YOUR INSTRUCTIONS - Please count the rows that contain the word "this", matching case exactly, and give only the number.
**** INFORMATION PROVIDED ****
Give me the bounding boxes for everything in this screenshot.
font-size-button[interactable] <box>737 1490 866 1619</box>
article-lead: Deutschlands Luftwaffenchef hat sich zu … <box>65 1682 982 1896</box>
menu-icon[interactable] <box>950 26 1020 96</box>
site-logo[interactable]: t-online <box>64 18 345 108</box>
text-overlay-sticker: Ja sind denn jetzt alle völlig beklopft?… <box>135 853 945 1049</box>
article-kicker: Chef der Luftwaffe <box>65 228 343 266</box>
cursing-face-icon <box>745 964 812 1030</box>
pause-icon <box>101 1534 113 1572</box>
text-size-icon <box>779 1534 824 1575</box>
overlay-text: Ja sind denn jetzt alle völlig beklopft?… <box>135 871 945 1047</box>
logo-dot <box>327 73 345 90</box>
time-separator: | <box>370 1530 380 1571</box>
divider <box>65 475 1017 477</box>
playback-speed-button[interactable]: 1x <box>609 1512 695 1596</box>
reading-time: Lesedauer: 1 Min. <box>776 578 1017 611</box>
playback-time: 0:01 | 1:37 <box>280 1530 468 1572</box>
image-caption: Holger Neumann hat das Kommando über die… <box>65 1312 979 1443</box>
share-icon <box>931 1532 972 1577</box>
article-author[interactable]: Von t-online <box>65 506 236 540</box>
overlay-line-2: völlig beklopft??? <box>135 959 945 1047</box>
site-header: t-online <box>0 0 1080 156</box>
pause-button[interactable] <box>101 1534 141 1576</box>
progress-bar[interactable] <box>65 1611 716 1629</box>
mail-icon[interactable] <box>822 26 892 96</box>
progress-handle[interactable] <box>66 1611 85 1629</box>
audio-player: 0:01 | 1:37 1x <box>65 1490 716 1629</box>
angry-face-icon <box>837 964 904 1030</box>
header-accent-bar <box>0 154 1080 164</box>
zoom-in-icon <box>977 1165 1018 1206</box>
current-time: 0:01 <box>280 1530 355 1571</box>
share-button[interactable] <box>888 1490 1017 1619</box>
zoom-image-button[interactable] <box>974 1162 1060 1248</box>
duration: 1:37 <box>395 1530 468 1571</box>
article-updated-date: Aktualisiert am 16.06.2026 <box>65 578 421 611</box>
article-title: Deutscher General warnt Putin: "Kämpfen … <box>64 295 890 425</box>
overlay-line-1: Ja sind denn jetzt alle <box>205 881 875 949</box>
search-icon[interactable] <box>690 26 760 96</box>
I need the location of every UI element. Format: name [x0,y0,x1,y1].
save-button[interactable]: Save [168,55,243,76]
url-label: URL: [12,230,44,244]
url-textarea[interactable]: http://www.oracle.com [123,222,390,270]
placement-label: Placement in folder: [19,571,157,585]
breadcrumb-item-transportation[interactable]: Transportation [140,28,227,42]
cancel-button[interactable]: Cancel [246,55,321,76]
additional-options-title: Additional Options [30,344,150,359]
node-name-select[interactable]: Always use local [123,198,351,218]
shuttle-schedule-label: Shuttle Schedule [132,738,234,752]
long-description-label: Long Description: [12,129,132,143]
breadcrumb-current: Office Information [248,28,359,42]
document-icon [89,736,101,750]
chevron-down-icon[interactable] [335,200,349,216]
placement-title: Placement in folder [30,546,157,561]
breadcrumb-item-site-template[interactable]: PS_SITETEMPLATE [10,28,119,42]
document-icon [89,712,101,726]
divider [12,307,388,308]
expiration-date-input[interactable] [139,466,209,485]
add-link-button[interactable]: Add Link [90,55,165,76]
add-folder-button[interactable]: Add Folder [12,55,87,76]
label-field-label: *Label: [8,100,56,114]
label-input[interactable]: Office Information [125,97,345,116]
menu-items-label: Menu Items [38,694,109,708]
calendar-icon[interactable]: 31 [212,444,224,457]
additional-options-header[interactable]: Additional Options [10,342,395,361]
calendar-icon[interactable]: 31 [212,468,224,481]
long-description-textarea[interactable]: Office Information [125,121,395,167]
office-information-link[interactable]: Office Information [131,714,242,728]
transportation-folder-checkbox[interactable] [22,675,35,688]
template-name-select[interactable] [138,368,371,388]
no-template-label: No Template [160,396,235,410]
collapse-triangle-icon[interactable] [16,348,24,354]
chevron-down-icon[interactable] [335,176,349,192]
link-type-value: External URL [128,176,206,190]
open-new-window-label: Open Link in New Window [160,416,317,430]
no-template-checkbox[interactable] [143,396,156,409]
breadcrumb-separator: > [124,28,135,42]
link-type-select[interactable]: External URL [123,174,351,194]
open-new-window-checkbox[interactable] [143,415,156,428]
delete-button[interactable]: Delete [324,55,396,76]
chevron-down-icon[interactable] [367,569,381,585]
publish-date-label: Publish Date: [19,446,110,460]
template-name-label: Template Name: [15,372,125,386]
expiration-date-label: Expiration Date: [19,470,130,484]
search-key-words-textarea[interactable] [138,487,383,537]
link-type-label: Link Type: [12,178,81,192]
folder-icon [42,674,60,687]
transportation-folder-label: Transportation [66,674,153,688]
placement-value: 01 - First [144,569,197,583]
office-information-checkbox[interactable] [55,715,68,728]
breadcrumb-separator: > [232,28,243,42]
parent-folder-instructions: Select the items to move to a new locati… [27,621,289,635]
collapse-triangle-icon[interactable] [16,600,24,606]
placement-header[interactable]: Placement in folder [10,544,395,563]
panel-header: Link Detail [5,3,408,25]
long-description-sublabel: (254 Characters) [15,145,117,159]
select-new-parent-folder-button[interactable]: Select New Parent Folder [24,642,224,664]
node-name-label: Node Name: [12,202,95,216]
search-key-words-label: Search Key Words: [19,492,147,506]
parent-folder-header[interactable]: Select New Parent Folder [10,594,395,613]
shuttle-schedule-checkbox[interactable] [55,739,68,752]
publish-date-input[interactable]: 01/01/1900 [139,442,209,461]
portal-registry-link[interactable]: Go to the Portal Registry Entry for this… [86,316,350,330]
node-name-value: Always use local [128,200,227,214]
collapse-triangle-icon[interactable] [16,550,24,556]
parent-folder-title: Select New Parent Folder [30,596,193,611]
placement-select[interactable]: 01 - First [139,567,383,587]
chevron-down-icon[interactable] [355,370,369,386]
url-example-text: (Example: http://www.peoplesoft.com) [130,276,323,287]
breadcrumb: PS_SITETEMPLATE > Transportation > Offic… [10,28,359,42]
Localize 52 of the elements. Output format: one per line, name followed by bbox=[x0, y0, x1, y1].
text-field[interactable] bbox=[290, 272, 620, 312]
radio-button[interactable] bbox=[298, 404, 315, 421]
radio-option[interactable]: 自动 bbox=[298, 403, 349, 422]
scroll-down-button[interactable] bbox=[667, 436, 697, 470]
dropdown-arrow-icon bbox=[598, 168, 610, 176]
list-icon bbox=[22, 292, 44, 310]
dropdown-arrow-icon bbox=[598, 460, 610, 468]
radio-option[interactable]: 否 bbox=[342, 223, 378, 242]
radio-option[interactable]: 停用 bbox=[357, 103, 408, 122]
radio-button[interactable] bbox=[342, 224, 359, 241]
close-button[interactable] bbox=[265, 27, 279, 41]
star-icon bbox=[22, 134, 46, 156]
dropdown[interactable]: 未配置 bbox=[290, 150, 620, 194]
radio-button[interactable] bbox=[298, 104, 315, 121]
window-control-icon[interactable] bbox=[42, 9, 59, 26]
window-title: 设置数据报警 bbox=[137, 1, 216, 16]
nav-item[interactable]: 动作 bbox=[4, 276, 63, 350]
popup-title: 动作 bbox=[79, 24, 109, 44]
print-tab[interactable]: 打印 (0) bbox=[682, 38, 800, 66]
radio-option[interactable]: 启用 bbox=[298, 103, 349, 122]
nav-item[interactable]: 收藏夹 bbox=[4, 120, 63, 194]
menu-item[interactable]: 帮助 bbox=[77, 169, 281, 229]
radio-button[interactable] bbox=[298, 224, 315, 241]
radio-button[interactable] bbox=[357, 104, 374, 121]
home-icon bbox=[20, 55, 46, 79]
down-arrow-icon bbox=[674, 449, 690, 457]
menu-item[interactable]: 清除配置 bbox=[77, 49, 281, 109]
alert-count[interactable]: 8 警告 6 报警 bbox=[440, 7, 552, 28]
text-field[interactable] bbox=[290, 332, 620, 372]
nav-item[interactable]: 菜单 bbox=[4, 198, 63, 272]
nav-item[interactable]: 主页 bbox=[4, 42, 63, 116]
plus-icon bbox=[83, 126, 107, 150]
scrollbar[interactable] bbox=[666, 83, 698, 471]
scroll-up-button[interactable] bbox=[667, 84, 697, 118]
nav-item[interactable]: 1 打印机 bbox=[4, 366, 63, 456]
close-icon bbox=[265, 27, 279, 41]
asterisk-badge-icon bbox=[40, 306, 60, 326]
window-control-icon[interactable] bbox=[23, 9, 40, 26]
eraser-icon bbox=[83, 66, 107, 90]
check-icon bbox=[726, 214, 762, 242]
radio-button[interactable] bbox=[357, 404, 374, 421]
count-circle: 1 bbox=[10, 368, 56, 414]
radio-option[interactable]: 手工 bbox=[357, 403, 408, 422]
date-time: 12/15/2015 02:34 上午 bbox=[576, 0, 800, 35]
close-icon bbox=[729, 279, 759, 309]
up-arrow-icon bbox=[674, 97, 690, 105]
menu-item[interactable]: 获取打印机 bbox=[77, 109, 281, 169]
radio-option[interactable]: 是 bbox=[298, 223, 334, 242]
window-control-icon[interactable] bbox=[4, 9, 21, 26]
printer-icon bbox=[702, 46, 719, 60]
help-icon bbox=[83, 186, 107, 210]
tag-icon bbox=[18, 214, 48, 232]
****
TASK RESULT - 2